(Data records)
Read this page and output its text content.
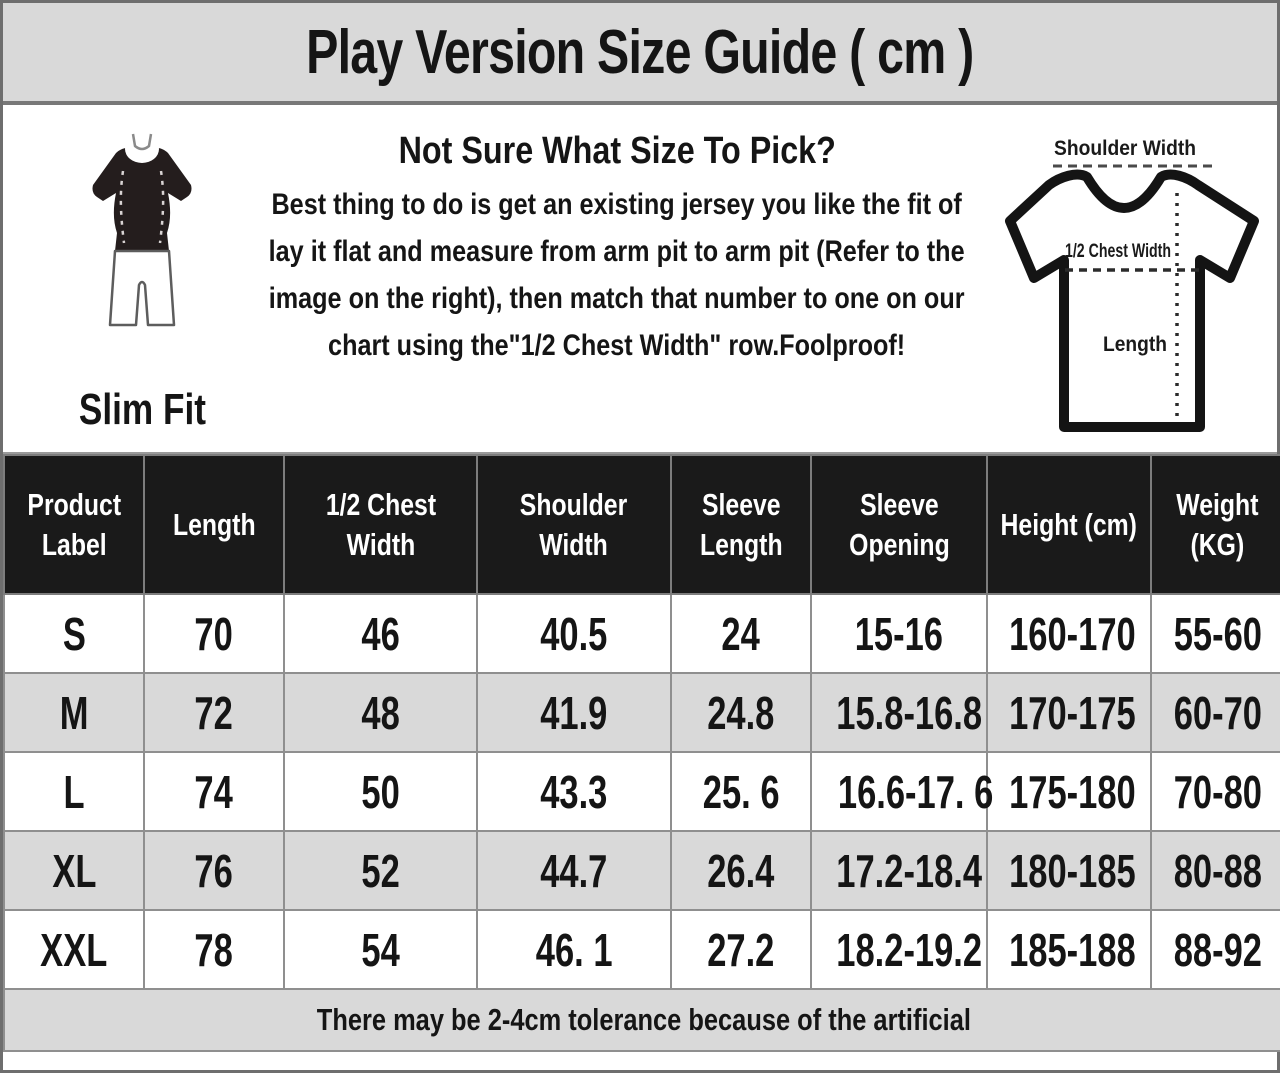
Play Version Size Guide ( cm )
Slim Fit
Not Sure What Size To Pick?
Best thing to do is get an existing jersey you like the fit of lay it flat and measure from arm pit to arm pit (Refer to the image on the right), then match that number to one on our chart using the"1/2 Chest Width" row.Foolproof!
Shoulder Width
1/2 Chest Width
Length
Product Label	Length	1/2 Chest Width	Shoulder Width	Sleeve Length	Sleeve Opening	Height (cm)	Weight (KG)
S	70	46	40.5	24	15-16	160-170	55-60
M	72	48	41.9	24.8	15.8-16.8	170-175	60-70
L	74	50	43.3	25. 6	16.6-17. 6	175-180	70-80
XL	76	52	44.7	26.4	17.2-18.4	180-185	80-88
XXL	78	54	46. 1	27.2	18.2-19.2	185-188	88-92
There may be 2-4cm tolerance because of the artificial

● INSTRUCTION
Each entry above is to be written out again unchanged, apart from the pictures, which are left out.

● EXERCISE OUTPUT
Read this page and output its text content.
Play Version Size Guide ( cm )
Slim Fit
Not Sure What Size To Pick?
Best thing to do is get an existing jersey you like the fit of lay it flat and measure from arm pit to arm pit (Refer to the image on the right), then match that number to one on our chart using the"1/2 Chest Width" row.Foolproof!
Shoulder Width
1/2 Chest Width
Length
Product Label	Length	1/2 Chest Width	Shoulder Width	Sleeve Length	Sleeve Opening	Height (cm)	Weight (KG)
S	70	46	40.5	24	15-16	160-170	55-60
M	72	48	41.9	24.8	15.8-16.8	170-175	60-70
L	74	50	43.3	25. 6	16.6-17. 6	175-180	70-80
XL	76	52	44.7	26.4	17.2-18.4	180-185	80-88
XXL	78	54	46. 1	27.2	18.2-19.2	185-188	88-92
There may be 2-4cm tolerance because of the artificial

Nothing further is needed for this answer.